[Part of a data file]

--- --- ---

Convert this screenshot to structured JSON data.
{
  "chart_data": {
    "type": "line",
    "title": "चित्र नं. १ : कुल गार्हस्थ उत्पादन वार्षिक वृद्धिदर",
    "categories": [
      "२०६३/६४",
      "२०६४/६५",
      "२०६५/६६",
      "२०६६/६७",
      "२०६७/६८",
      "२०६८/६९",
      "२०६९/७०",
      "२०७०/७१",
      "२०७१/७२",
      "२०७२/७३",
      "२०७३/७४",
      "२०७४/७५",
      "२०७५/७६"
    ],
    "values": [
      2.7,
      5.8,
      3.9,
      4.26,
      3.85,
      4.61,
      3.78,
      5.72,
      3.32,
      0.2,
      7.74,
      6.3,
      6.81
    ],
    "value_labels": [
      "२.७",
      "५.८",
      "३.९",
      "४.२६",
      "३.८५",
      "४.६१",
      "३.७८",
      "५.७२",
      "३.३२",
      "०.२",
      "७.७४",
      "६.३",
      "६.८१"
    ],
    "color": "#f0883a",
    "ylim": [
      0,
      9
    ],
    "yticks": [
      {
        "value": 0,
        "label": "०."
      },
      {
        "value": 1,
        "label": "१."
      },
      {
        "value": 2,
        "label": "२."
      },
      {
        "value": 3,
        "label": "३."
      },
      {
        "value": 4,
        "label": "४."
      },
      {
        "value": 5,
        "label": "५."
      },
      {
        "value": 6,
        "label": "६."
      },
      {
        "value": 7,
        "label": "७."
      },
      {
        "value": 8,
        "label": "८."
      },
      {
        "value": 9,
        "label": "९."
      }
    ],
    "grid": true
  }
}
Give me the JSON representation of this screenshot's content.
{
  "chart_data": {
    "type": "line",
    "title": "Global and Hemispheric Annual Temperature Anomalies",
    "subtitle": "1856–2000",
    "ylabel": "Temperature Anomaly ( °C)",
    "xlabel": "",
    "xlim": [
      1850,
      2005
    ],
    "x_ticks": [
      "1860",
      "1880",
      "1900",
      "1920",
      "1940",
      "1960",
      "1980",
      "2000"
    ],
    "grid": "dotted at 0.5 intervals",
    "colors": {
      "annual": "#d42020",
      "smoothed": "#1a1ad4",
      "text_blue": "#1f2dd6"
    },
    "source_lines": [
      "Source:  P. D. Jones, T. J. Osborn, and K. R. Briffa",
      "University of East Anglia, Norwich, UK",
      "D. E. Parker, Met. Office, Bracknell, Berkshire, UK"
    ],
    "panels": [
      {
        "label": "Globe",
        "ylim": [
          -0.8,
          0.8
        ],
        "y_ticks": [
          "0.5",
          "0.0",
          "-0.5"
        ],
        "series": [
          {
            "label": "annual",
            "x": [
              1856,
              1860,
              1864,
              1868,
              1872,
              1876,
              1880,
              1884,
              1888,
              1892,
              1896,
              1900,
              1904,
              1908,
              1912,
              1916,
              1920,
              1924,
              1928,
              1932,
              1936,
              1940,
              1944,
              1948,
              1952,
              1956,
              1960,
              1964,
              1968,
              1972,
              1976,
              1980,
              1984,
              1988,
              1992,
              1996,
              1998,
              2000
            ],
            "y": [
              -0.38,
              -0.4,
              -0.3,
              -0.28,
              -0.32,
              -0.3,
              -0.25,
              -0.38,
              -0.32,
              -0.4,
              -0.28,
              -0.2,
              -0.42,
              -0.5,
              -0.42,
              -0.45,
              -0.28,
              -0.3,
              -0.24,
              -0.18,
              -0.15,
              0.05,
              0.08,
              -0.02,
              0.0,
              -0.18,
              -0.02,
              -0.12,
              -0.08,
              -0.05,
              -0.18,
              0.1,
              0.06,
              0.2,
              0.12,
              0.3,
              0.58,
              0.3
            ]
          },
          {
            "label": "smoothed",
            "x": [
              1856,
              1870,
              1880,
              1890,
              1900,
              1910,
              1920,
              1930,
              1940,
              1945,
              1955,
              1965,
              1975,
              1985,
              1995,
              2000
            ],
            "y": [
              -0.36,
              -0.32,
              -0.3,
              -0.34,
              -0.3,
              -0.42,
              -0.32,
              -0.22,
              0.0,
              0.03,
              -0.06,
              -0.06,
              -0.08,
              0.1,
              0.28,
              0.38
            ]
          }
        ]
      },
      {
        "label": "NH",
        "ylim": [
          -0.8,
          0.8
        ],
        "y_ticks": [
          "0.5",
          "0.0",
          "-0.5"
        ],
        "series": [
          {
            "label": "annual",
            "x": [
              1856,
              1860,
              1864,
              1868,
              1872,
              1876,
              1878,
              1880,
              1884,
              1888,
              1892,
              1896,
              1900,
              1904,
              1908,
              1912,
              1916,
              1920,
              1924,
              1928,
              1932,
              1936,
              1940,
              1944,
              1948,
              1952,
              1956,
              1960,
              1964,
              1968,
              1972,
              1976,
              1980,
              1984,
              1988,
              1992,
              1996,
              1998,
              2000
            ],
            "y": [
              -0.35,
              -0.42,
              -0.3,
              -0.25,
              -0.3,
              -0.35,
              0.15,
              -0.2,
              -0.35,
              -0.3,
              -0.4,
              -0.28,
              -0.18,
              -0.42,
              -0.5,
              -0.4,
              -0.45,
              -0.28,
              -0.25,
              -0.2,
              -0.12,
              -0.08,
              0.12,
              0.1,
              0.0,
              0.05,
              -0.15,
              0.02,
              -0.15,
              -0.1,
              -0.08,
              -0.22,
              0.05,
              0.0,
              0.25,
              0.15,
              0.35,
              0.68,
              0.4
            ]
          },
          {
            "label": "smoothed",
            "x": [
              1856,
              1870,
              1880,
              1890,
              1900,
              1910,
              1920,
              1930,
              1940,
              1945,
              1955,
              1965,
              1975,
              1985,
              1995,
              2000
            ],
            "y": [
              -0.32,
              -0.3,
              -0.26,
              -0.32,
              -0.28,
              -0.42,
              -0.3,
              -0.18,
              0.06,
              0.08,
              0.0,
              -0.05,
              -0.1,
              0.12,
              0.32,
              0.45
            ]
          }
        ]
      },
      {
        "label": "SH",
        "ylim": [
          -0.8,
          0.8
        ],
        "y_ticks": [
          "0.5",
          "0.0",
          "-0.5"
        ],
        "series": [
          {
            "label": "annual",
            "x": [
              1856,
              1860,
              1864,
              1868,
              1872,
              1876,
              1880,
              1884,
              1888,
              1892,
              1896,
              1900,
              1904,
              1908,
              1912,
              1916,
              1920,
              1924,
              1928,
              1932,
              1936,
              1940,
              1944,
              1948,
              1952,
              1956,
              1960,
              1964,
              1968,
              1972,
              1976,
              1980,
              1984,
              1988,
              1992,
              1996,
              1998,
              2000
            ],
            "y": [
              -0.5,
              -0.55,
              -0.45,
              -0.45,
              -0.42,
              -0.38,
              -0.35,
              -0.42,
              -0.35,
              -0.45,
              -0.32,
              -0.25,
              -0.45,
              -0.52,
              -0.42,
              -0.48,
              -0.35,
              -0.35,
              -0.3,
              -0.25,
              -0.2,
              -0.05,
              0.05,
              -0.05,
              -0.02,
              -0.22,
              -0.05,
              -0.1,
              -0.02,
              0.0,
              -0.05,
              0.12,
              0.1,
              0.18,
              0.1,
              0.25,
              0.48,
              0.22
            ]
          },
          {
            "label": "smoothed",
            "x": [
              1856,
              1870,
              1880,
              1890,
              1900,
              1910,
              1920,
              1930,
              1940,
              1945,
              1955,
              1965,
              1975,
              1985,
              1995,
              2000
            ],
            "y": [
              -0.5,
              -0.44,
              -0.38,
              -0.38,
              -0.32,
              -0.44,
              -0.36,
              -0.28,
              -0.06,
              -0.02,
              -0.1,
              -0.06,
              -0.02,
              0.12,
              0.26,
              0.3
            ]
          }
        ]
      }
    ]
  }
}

--- --- ---

→ **REQUIREMENTS**
Pick out each line containing the string "JSON" and copy it.

→ **FINAL RESULT**
Convert this screenshot to structured JSON data.
Give me the JSON representation of this screenshot's content.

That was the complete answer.